## start EXERCISE MATERIAL
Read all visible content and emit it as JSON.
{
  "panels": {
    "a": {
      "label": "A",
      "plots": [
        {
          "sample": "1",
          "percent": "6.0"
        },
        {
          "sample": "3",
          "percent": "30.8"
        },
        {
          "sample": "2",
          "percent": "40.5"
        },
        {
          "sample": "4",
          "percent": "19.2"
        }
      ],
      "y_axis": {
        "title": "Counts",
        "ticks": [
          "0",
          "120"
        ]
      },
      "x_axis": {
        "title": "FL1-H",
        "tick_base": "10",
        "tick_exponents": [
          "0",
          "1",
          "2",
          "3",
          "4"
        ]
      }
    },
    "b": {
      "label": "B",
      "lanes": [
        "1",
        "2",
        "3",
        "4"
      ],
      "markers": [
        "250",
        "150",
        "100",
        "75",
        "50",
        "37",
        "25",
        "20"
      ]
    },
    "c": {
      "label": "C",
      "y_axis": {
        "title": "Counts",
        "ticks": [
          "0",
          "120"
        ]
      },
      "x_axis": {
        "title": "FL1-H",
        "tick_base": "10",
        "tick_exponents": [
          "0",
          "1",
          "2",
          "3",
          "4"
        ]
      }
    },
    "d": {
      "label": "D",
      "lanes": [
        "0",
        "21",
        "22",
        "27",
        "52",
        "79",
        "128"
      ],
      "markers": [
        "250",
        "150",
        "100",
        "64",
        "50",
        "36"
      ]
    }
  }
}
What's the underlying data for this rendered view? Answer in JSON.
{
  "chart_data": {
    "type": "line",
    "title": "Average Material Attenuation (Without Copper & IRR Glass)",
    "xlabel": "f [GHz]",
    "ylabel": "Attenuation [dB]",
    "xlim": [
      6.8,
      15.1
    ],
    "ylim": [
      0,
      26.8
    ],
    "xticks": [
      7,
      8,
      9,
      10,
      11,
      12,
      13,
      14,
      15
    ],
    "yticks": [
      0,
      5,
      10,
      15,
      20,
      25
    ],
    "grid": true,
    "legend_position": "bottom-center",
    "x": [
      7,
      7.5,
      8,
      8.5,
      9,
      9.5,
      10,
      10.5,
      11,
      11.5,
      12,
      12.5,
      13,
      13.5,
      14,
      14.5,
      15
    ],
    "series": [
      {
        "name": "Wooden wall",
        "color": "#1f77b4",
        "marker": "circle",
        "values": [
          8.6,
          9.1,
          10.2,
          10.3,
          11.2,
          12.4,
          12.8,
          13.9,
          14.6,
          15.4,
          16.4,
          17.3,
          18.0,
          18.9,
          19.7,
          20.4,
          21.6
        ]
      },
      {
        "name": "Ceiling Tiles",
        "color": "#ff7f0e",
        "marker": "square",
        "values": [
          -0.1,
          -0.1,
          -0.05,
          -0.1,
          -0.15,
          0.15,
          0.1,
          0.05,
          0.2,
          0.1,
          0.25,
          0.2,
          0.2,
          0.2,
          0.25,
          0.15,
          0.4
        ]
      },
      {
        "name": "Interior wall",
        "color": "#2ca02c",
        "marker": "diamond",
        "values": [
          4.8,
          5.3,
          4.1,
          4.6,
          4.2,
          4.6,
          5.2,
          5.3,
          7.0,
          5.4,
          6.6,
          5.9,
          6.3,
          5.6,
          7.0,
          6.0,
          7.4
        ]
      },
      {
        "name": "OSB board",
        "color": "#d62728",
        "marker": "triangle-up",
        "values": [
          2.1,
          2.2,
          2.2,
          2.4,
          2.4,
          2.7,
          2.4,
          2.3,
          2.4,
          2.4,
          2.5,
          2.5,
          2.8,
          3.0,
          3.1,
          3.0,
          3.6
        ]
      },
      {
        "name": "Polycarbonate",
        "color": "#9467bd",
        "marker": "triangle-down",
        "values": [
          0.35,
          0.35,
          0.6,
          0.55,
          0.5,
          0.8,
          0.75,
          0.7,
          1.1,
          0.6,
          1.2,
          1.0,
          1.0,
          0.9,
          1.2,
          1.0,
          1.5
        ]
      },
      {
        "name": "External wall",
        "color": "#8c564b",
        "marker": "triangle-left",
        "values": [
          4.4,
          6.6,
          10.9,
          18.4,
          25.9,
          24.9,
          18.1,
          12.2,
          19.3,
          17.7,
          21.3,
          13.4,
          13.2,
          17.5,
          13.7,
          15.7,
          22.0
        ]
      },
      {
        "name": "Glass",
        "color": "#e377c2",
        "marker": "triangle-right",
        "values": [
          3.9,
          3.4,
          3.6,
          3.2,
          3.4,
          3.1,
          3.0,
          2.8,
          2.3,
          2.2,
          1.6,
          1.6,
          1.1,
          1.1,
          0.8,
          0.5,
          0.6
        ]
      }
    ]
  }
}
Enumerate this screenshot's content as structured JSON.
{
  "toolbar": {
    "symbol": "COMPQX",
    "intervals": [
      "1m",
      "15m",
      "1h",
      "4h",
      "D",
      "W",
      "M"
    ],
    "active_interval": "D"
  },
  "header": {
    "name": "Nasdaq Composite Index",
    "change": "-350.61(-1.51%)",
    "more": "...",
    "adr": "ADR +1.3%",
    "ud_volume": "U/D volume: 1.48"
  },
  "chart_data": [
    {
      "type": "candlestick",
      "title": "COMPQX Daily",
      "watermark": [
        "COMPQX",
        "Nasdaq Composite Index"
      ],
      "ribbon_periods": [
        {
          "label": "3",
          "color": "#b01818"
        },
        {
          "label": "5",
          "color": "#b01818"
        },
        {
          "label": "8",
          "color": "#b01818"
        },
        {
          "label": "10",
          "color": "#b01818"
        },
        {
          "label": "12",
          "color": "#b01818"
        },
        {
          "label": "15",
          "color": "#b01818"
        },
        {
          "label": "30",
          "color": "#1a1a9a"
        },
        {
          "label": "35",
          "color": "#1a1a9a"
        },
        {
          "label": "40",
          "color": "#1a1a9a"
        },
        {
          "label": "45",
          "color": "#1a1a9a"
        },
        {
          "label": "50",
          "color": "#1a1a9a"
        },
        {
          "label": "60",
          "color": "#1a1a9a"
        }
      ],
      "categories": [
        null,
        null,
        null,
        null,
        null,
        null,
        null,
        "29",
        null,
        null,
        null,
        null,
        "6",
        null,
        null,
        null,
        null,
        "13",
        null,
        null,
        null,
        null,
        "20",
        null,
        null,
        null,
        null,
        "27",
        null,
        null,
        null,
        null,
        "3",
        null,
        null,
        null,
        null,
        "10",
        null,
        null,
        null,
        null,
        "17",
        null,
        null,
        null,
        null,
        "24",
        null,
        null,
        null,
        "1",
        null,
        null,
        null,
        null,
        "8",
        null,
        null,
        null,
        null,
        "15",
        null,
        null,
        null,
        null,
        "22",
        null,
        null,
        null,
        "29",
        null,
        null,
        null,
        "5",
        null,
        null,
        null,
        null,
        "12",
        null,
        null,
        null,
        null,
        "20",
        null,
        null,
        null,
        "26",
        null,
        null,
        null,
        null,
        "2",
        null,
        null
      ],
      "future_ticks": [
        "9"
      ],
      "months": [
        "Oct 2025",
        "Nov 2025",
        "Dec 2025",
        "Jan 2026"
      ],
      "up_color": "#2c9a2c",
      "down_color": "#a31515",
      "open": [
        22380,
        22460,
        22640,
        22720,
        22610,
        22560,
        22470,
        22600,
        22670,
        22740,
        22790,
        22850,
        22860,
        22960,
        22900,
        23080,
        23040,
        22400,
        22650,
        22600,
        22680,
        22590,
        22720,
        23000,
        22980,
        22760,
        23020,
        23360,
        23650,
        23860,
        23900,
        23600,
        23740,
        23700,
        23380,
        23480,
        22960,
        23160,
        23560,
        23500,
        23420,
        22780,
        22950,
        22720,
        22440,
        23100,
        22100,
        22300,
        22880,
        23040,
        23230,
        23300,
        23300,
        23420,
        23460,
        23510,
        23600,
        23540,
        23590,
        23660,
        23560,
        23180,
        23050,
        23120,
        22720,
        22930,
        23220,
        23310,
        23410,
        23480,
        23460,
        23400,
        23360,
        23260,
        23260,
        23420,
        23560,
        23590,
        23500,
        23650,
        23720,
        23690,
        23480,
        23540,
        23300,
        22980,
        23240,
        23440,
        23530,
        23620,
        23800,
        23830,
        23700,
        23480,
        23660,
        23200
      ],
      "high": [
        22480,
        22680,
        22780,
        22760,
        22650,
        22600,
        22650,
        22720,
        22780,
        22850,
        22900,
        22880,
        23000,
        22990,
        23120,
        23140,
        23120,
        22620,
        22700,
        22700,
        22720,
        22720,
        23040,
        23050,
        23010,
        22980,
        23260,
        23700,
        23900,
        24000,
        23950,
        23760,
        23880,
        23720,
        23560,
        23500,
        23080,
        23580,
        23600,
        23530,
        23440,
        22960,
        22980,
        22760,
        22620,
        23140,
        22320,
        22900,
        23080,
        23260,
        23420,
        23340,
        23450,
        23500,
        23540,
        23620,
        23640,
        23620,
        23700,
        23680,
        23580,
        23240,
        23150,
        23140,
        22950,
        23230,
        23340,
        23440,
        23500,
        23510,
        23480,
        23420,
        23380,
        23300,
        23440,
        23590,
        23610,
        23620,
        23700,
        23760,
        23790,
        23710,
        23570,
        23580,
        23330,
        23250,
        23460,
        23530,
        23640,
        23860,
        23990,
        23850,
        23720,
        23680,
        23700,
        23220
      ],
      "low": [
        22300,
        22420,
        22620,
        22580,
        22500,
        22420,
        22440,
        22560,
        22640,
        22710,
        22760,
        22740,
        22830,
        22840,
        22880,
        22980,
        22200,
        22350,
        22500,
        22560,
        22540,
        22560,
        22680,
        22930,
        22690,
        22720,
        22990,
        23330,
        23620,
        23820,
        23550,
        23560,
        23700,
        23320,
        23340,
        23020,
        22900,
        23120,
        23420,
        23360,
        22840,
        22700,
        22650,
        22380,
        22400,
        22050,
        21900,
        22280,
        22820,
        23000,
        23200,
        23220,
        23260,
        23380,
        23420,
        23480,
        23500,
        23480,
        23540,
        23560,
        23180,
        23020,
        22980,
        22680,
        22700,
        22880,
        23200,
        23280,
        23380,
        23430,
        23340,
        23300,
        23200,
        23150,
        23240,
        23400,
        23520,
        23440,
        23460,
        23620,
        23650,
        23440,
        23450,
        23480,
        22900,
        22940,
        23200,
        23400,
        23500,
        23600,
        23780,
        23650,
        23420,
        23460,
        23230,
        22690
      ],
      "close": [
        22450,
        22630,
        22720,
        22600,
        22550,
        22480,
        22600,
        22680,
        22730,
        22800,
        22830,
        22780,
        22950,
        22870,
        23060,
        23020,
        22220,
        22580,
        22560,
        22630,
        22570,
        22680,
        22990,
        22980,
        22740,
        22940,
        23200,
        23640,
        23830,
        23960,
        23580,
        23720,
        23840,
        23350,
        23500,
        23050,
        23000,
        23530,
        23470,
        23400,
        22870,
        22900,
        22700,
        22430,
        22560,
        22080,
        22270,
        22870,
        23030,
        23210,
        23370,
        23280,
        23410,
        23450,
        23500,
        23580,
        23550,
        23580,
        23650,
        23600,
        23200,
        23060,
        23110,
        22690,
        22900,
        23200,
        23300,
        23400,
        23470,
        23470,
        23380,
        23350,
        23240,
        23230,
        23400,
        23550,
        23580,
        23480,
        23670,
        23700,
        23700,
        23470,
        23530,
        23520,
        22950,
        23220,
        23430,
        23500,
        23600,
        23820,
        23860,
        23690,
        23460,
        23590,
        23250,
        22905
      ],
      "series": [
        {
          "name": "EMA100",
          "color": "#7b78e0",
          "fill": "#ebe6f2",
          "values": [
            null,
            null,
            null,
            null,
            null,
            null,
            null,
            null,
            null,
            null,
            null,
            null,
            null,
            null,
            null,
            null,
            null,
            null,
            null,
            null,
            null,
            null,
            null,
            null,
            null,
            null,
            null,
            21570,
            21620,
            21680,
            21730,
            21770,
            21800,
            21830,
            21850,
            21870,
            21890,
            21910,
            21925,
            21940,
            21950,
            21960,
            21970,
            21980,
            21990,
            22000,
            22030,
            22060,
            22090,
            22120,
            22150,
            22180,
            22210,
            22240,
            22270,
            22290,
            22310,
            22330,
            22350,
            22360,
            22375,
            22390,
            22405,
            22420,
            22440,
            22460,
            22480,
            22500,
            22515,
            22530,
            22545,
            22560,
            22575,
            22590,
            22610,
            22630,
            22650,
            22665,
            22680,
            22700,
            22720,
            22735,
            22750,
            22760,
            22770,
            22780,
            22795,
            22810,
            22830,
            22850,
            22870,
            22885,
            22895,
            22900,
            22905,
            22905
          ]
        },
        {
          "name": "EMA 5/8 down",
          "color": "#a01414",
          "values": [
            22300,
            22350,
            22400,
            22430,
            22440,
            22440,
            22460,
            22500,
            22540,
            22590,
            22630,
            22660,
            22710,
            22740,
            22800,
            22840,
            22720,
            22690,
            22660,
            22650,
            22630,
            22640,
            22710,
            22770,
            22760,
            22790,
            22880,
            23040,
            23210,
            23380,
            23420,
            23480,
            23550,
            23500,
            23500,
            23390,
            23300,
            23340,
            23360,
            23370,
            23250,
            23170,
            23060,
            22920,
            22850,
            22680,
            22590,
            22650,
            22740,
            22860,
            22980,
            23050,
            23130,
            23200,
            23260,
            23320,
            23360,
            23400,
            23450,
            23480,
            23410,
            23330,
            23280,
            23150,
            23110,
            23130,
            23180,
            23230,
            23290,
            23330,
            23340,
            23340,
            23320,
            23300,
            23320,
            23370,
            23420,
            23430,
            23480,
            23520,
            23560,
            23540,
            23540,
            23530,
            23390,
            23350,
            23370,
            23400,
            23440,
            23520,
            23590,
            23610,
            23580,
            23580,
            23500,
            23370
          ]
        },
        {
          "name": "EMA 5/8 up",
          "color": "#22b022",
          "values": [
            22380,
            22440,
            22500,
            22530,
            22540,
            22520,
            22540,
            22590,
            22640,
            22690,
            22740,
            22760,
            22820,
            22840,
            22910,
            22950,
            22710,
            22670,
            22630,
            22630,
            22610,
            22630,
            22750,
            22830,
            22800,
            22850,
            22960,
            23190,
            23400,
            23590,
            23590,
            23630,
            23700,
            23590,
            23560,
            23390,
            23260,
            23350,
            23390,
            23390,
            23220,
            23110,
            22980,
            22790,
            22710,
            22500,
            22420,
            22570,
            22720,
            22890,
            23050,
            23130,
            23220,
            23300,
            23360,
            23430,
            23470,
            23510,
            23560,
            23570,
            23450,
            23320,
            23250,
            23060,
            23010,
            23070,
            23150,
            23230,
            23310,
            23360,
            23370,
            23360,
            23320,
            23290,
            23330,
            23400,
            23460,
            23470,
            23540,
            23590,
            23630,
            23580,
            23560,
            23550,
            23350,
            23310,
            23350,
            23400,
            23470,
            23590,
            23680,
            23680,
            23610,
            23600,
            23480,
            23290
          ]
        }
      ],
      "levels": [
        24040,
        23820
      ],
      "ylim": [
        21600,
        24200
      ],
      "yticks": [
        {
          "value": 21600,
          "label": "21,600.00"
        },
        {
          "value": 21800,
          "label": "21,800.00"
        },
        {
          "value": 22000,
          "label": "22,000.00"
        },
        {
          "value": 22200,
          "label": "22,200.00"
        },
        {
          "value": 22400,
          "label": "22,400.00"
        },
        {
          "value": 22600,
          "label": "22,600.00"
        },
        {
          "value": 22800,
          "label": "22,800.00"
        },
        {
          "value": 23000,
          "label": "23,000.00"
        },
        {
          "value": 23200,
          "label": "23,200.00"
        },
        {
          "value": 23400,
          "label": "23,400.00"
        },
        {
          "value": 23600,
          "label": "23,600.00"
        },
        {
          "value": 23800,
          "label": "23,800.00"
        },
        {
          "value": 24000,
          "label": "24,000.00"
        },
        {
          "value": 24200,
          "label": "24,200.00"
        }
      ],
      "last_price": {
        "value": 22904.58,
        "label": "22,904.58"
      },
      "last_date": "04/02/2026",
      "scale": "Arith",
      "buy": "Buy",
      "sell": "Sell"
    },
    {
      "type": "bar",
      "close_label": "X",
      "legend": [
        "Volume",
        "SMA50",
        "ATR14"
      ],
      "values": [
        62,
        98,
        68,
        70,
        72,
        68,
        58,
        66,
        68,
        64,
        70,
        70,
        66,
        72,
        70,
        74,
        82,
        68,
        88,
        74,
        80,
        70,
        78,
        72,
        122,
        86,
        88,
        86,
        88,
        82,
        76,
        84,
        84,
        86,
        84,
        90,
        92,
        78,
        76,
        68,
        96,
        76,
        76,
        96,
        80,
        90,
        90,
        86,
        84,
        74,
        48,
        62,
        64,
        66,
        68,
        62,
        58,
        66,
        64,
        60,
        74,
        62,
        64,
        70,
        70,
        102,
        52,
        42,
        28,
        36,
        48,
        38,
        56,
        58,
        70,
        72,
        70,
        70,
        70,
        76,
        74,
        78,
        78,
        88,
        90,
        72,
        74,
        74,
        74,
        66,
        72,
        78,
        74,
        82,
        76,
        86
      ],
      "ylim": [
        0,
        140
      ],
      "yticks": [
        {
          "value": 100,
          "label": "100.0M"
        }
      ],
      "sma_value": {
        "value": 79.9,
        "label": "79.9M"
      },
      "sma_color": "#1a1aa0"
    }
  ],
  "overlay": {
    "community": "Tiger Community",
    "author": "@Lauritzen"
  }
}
## end EXERCISE MATERIAL
TASK DESCRIPTION: In the entries above, identify every line with the word "Glass". Copy those lines.

EXERCISE OUTPUT:
    "title": "Average Material Attenuation (Without Copper & IRR Glass)",
        "name": "Glass",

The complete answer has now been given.